## [Problem to solve]
Could you switch "bounding boxes" to "coordinates" everywhere in the material below and return it otherwise unchanged, leaving out the pictures?

## [Entries supplied]

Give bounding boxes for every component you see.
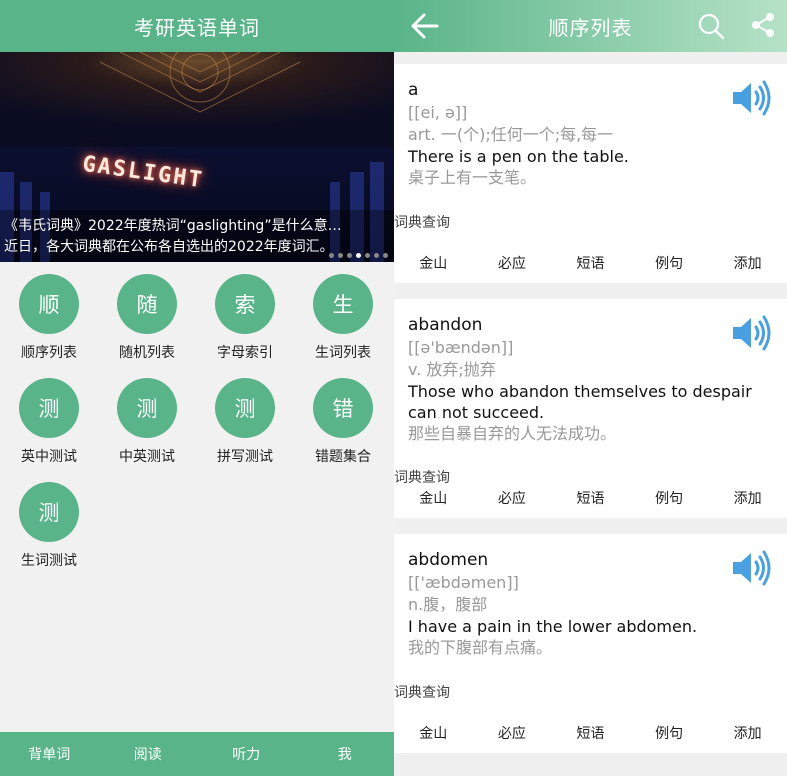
news-banner[interactable]: GASLIGHT 《韦氏词典》2022年度热词“gaslighting”是什么意… (0, 52, 394, 262)
menu-icon: 测 (19, 482, 79, 542)
banner-headline: 《韦氏词典》2022年度热词“gaslighting”是什么意… (4, 218, 342, 234)
word-card[interactable]: abdomen [['æbdəmen]] n.腹，腹部 I have a pai… (394, 534, 787, 753)
app-title: 考研英语单词 (134, 15, 260, 40)
word-meaning: art. 一(个);任何一个;每,每一 (408, 125, 614, 144)
menu-label: 顺序列表 (21, 345, 77, 361)
bottom-nav: 背单词 阅读 听力 我 (0, 732, 394, 776)
word-meaning: v. 放弃;抛弃 (408, 360, 496, 379)
dict-lookup-label: 词典查询 (394, 685, 450, 701)
menu-label: 拼写测试 (217, 449, 273, 465)
speaker-icon[interactable] (731, 315, 773, 351)
menu-icon: 测 (19, 378, 79, 438)
dict-phrase-button[interactable]: 短语 (551, 723, 630, 743)
dict-bing-button[interactable]: 必应 (473, 723, 552, 743)
menu-icon: 索 (215, 274, 275, 334)
dict-kingsoft-button[interactable]: 金山 (394, 253, 473, 273)
add-word-button[interactable]: 添加 (708, 488, 787, 508)
word-card[interactable]: abandon [[ə'bændən]] v. 放弃;抛弃 Those who … (394, 299, 787, 518)
menu-label: 随机列表 (119, 345, 175, 361)
word-phonetic: [[ə'bændən]] (408, 338, 514, 357)
word-headword: abandon (408, 315, 483, 335)
menu-new-words-list[interactable]: 生 生词列表 (294, 274, 392, 362)
menu-cn-en-test[interactable]: 测 中英测试 (98, 378, 196, 466)
example-sentence: Those who abandon themselves to despair … (408, 382, 752, 422)
dict-kingsoft-button[interactable]: 金山 (394, 488, 473, 508)
menu-random-list[interactable]: 随 随机列表 (98, 274, 196, 362)
nav-memorize[interactable]: 背单词 (0, 744, 99, 764)
dict-lookup-label: 词典查询 (394, 215, 450, 231)
dict-example-button[interactable]: 例句 (630, 723, 709, 743)
example-translation: 桌子上有一支笔。 (408, 168, 537, 187)
menu-icon: 随 (117, 274, 177, 334)
share-icon[interactable] (749, 11, 777, 39)
add-word-button[interactable]: 添加 (708, 253, 787, 273)
menu-icon: 错 (313, 378, 373, 438)
menu-label: 中英测试 (119, 449, 175, 465)
nav-listening[interactable]: 听力 (197, 744, 296, 764)
dict-bing-button[interactable]: 必应 (473, 488, 552, 508)
menu-label: 错题集合 (315, 449, 371, 465)
dict-example-button[interactable]: 例句 (630, 488, 709, 508)
dict-example-button[interactable]: 例句 (630, 253, 709, 273)
dict-buttons: 金山 必应 短语 例句 添加 (394, 713, 787, 753)
word-headword: a (408, 80, 419, 100)
example-translation: 那些自暴自弃的人无法成功。 (408, 424, 617, 443)
word-phonetic: [['æbdəmen]] (408, 573, 519, 592)
menu-label: 字母索引 (217, 345, 273, 361)
menu-icon: 顺 (19, 274, 79, 334)
menu-en-cn-test[interactable]: 测 英中测试 (0, 378, 98, 466)
menu-label: 生词测试 (21, 553, 77, 569)
pager-dot-active (356, 253, 361, 258)
feature-grid: 顺 顺序列表 随 随机列表 索 字母索引 生 生词列表 测 英中测试 测 中英测… (0, 262, 394, 570)
dict-buttons: 金山 必应 短语 例句 添加 (394, 243, 787, 283)
dict-bing-button[interactable]: 必应 (473, 253, 552, 273)
add-word-button[interactable]: 添加 (708, 723, 787, 743)
list-title-bar: 顺序列表 (394, 0, 787, 52)
menu-icon: 测 (117, 378, 177, 438)
dict-phrase-button[interactable]: 短语 (551, 488, 630, 508)
word-card[interactable]: a [[ei, ə]] art. 一(个);任何一个;每,每一 There is… (394, 64, 787, 283)
nav-reading[interactable]: 阅读 (99, 744, 198, 764)
example-sentence: I have a pain in the lower abdomen. (408, 617, 698, 636)
menu-new-words-test[interactable]: 测 生词测试 (0, 482, 98, 570)
word-meaning: n.腹，腹部 (408, 595, 488, 614)
nav-me[interactable]: 我 (296, 744, 395, 764)
speaker-icon[interactable] (731, 550, 773, 586)
dict-kingsoft-button[interactable]: 金山 (394, 723, 473, 743)
menu-spelling-test[interactable]: 测 拼写测试 (196, 378, 294, 466)
word-list-screen: 顺序列表 a [[ei, ə]] art. 一(个);任何一个;每,每一 The… (394, 0, 787, 776)
word-headword: abdomen (408, 550, 489, 570)
pager-dot (338, 253, 343, 258)
pager-dot (347, 253, 352, 258)
speaker-icon[interactable] (731, 80, 773, 116)
menu-label: 英中测试 (21, 449, 77, 465)
pager-dot (365, 253, 370, 258)
pager-dot (329, 253, 334, 258)
menu-icon: 测 (215, 378, 275, 438)
search-icon[interactable] (697, 12, 725, 40)
dict-phrase-button[interactable]: 短语 (551, 253, 630, 273)
banner-pager (329, 253, 388, 258)
pager-dot (374, 253, 379, 258)
dict-buttons: 金山 必应 短语 例句 添加 (394, 478, 787, 518)
example-sentence: There is a pen on the table. (408, 147, 629, 166)
menu-mistakes-collection[interactable]: 错 错题集合 (294, 378, 392, 466)
back-arrow-icon[interactable] (410, 12, 440, 40)
example-translation: 我的下腹部有点痛。 (408, 638, 553, 657)
word-phonetic: [[ei, ə]] (408, 103, 468, 122)
menu-letter-index[interactable]: 索 字母索引 (196, 274, 294, 362)
menu-label: 生词列表 (315, 345, 371, 361)
home-screen: 考研英语单词 GASLIGHT 《韦氏词典》2022年度热词“gaslighti… (0, 0, 394, 776)
app-title-bar: 考研英语单词 (0, 0, 394, 52)
banner-summary: 近日，各大词典都在公布各自选出的2022年度词汇。 (4, 239, 334, 255)
pager-dot (383, 253, 388, 258)
menu-sequential-list[interactable]: 顺 顺序列表 (0, 274, 98, 362)
word-list: a [[ei, ə]] art. 一(个);任何一个;每,每一 There is… (394, 52, 787, 753)
menu-icon: 生 (313, 274, 373, 334)
list-title: 顺序列表 (548, 15, 633, 40)
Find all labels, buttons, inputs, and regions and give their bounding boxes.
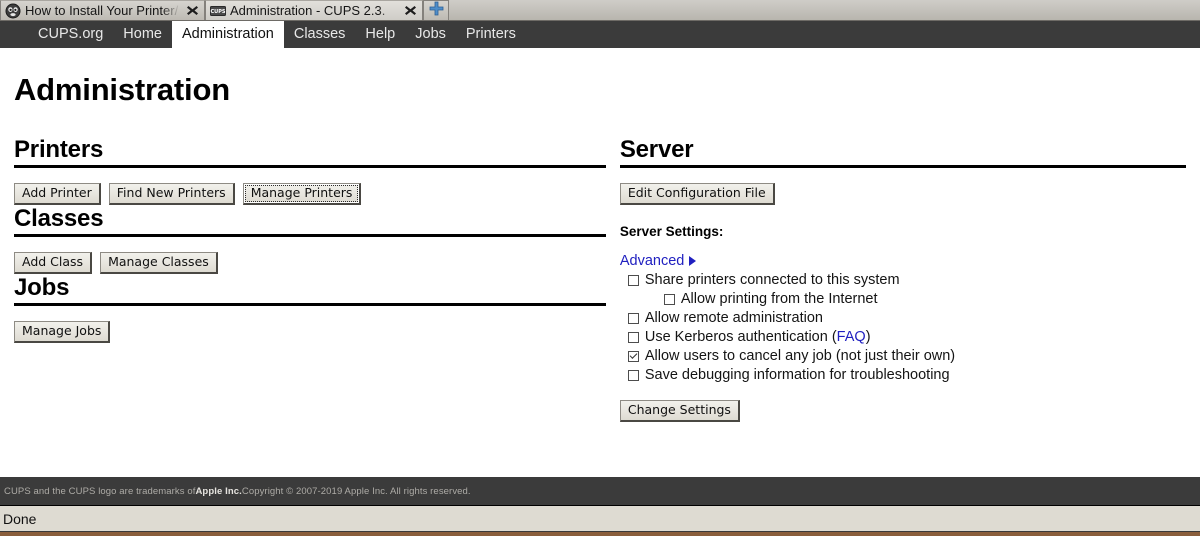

## [Response for this exercise]
Give coordinates for every component you see.
news-banner[interactable]: GASLIGHT 《韦氏词典》2022年度热词“gaslighting”是什么意… (0, 52, 394, 262)
menu-icon: 测 (19, 482, 79, 542)
banner-headline: 《韦氏词典》2022年度热词“gaslighting”是什么意… (4, 218, 342, 234)
word-card[interactable]: abdomen [['æbdəmen]] n.腹，腹部 I have a pai… (394, 534, 787, 753)
app-title: 考研英语单词 (134, 15, 260, 40)
word-meaning: art. 一(个);任何一个;每,每一 (408, 125, 614, 144)
menu-label: 顺序列表 (21, 345, 77, 361)
bottom-nav: 背单词 阅读 听力 我 (0, 732, 394, 776)
word-meaning: v. 放弃;抛弃 (408, 360, 496, 379)
dict-lookup-label: 词典查询 (394, 685, 450, 701)
menu-label: 拼写测试 (217, 449, 273, 465)
speaker-icon[interactable] (731, 315, 773, 351)
menu-icon: 测 (19, 378, 79, 438)
dict-phrase-button[interactable]: 短语 (551, 723, 630, 743)
dict-bing-button[interactable]: 必应 (473, 723, 552, 743)
menu-icon: 索 (215, 274, 275, 334)
dict-kingsoft-button[interactable]: 金山 (394, 253, 473, 273)
add-word-button[interactable]: 添加 (708, 488, 787, 508)
word-card[interactable]: abandon [[ə'bændən]] v. 放弃;抛弃 Those who … (394, 299, 787, 518)
menu-label: 随机列表 (119, 345, 175, 361)
word-phonetic: [[ə'bændən]] (408, 338, 514, 357)
word-headword: abandon (408, 315, 483, 335)
menu-new-words-list[interactable]: 生 生词列表 (294, 274, 392, 362)
menu-cn-en-test[interactable]: 测 中英测试 (98, 378, 196, 466)
example-sentence: Those who abandon themselves to despair … (408, 382, 752, 422)
dict-kingsoft-button[interactable]: 金山 (394, 488, 473, 508)
menu-random-list[interactable]: 随 随机列表 (98, 274, 196, 362)
nav-memorize[interactable]: 背单词 (0, 744, 99, 764)
dict-lookup-label: 词典查询 (394, 215, 450, 231)
dict-example-button[interactable]: 例句 (630, 723, 709, 743)
example-translation: 桌子上有一支笔。 (408, 168, 537, 187)
menu-icon: 随 (117, 274, 177, 334)
share-icon[interactable] (749, 11, 777, 39)
add-word-button[interactable]: 添加 (708, 253, 787, 273)
menu-icon: 错 (313, 378, 373, 438)
menu-label: 中英测试 (119, 449, 175, 465)
nav-listening[interactable]: 听力 (197, 744, 296, 764)
dict-bing-button[interactable]: 必应 (473, 488, 552, 508)
menu-label: 错题集合 (315, 449, 371, 465)
dict-example-button[interactable]: 例句 (630, 488, 709, 508)
dict-example-button[interactable]: 例句 (630, 253, 709, 273)
dict-buttons: 金山 必应 短语 例句 添加 (394, 713, 787, 753)
word-headword: a (408, 80, 419, 100)
example-translation: 那些自暴自弃的人无法成功。 (408, 424, 617, 443)
word-phonetic: [['æbdəmen]] (408, 573, 519, 592)
menu-label: 字母索引 (217, 345, 273, 361)
menu-icon: 顺 (19, 274, 79, 334)
menu-en-cn-test[interactable]: 测 英中测试 (0, 378, 98, 466)
menu-label: 生词测试 (21, 553, 77, 569)
pager-dot-active (356, 253, 361, 258)
feature-grid: 顺 顺序列表 随 随机列表 索 字母索引 生 生词列表 测 英中测试 测 中英测… (0, 262, 394, 570)
dict-buttons: 金山 必应 短语 例句 添加 (394, 243, 787, 283)
dict-bing-button[interactable]: 必应 (473, 253, 552, 273)
add-word-button[interactable]: 添加 (708, 723, 787, 743)
list-title-bar: 顺序列表 (394, 0, 787, 52)
menu-icon: 测 (117, 378, 177, 438)
dict-phrase-button[interactable]: 短语 (551, 488, 630, 508)
word-card[interactable]: a [[ei, ə]] art. 一(个);任何一个;每,每一 There is… (394, 64, 787, 283)
nav-reading[interactable]: 阅读 (99, 744, 198, 764)
example-sentence: I have a pain in the lower abdomen. (408, 617, 698, 636)
menu-new-words-test[interactable]: 测 生词测试 (0, 482, 98, 570)
word-meaning: n.腹，腹部 (408, 595, 488, 614)
nav-me[interactable]: 我 (296, 744, 395, 764)
speaker-icon[interactable] (731, 550, 773, 586)
dict-kingsoft-button[interactable]: 金山 (394, 723, 473, 743)
menu-spelling-test[interactable]: 测 拼写测试 (196, 378, 294, 466)
word-list-screen: 顺序列表 a [[ei, ə]] art. 一(个);任何一个;每,每一 The… (394, 0, 787, 776)
word-headword: abdomen (408, 550, 489, 570)
pager-dot (338, 253, 343, 258)
pager-dot (347, 253, 352, 258)
speaker-icon[interactable] (731, 80, 773, 116)
menu-label: 英中测试 (21, 449, 77, 465)
pager-dot (365, 253, 370, 258)
pager-dot (329, 253, 334, 258)
menu-icon: 测 (215, 378, 275, 438)
search-icon[interactable] (697, 12, 725, 40)
dict-phrase-button[interactable]: 短语 (551, 253, 630, 273)
banner-pager (329, 253, 388, 258)
pager-dot (374, 253, 379, 258)
dict-buttons: 金山 必应 短语 例句 添加 (394, 478, 787, 518)
example-sentence: There is a pen on the table. (408, 147, 629, 166)
menu-mistakes-collection[interactable]: 错 错题集合 (294, 378, 392, 466)
back-arrow-icon[interactable] (410, 12, 440, 40)
example-translation: 我的下腹部有点痛。 (408, 638, 553, 657)
word-phonetic: [[ei, ə]] (408, 103, 468, 122)
menu-letter-index[interactable]: 索 字母索引 (196, 274, 294, 362)
menu-label: 生词列表 (315, 345, 371, 361)
home-screen: 考研英语单词 GASLIGHT 《韦氏词典》2022年度热词“gaslighti… (0, 0, 394, 776)
app-title-bar: 考研英语单词 (0, 0, 394, 52)
banner-summary: 近日，各大词典都在公布各自选出的2022年度词汇。 (4, 239, 334, 255)
pager-dot (383, 253, 388, 258)
menu-sequential-list[interactable]: 顺 顺序列表 (0, 274, 98, 362)
word-list: a [[ei, ə]] art. 一(个);任何一个;每,每一 There is… (394, 52, 787, 753)
menu-icon: 生 (313, 274, 373, 334)
list-title: 顺序列表 (548, 15, 633, 40)
Find all labels, buttons, inputs, and regions and give their coordinates.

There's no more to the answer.